• **Geselecteerd fragment**:
——————

Nieuw- Zeeland telt maar liefst 18 actieve en slapende vulkanen. Deze vulkanen bevinden zich vrijwel allemaal op het Noordereiland. De Taupo Volcanic Zone, ofwel het start- of eindpunt van de Ring of Fire, vormt de thuisbasis van de meeste vulkanen op Nieuw-Zeeland. De meeste bekende vulkaan van het land is White Island, ook wel Whakaari genoemd. Deze vulkaan ligt in zee, aan de noordkant van het Noordereiland en staat bekend om zijn maanachtige landschap.
In Nieuw-Zeeland zijn de vulkanen net als over de rest van de wereld vooral gecentreerd rondom de plaatgrenzen. Het meest vulkanisch actief gebied wordt de Ring of Fire genoemd, dit is een ringvormig gebied rondom de Grote Oceaan, die bekend staat om het veelvuldig optreden van vulkaanuitbarstingen. Dit gebied loopt ruwweg van Nieuw-Zeeland via enkele eilandengroepen naar Indonesië, de Filipijnen, Japan, het schiereiland Kamtsjatka, Alaska en de westkust van Noord- en Zuid-Amerika. Ongeveer 128 van de vulkanen die zich in dit gebied bevinden zijn actief, waarvan er 65 als gevaarlijk worden gezien.

——————

• **Aangeleverd materiaal**:
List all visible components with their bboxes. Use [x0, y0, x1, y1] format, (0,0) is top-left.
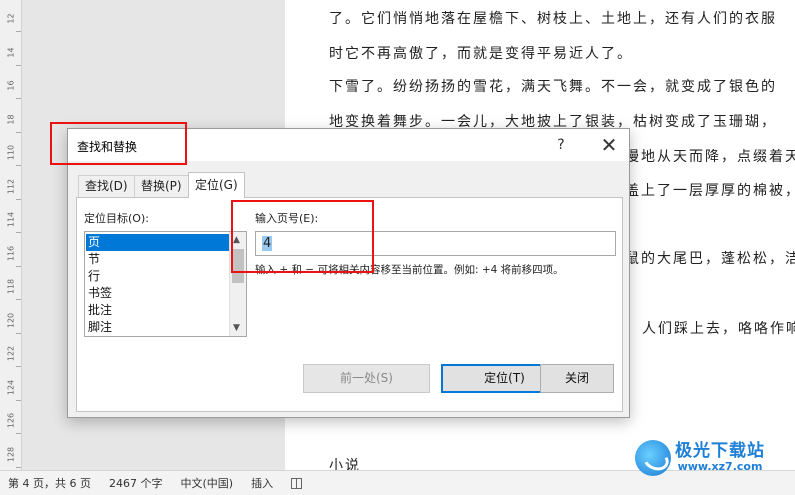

——————

• **Instructies**:
a. Welke andere naam heeft White Island volgens de tekst over de vulkanen van Nieuw-Zeeland?
b. Bewerk het stuk uit de tekst over de vulkanen van Nieuw-Zeeland van "In Nieuw-Zeeland zijn" tot "gevaarlijk worden gezien." en zet daarin "Stille Oceaan" in plaats van "Grote Oceaan".
c. Vervolg de tekst over de vulkanen van Nieuw-Zeeland na de laatste zin.

• **Antwoorden op volgorde**:
a. Whakaari.

b.
In Nieuw-Zeeland zijn de vulkanen net als over de rest van de wereld vooral gecentreerd rondom de plaatgrenzen. Het meest vulkanisch actief gebied wordt de Ring of Fire genoemd, dit is een ringvormig gebied rondom de Stille Oceaan, die bekend staat om het veelvuldig optreden van vulkaanuitbarstingen. Dit gebied loopt ruwweg van Nieuw-Zeeland via enkele eilandengroepen naar Indonesië, de Filipijnen, Japan, het schiereiland Kamtsjatka, Alaska en de westkust van Noord- en Zuid-Amerika. Ongeveer 128 van de vulkanen die zich in dit gebied bevinden zijn actief, waarvan er 65 als gevaarlijk worden gezien.

c.
Op de ‘World of quakes – Part 1. World map for volcanologist’ is deze Ring of Fire, waar tektonische platen onder elkaar schuiven, ook duidelijk te zien. Buiten de ‘Ring van Vuur’ bevinden zich ook nog vele vulkanen. Op IJsland zijn ook dan ook 140 vulkanen aanwezig waarvan er 30 als actief beschouwd worden. Europa dient ook als thuisbasis voor enkele vulkanen de Etna op Sicilië. Ook in Afrika bevinden zich vele vulkanen, de meeste liggen rondom Ethiopië, Kenia, Tanzania en Uganda, maar ook in Kameroen en in het Noord- Midden van Afrika bevinden zich vulkanen. In Congo liggen diverse vulkanen en deze worden als het actiefst gezien van Afrika. De bekendste uit Afrika zijn Mount Kameroen en de Kilimanjaro. Ook Azië vormt de thuisbasis voor enkele vulkanen. Alleen op Groenland, in Scandinavië en het Noordwesten van Rusland komen geen vulkanen voor.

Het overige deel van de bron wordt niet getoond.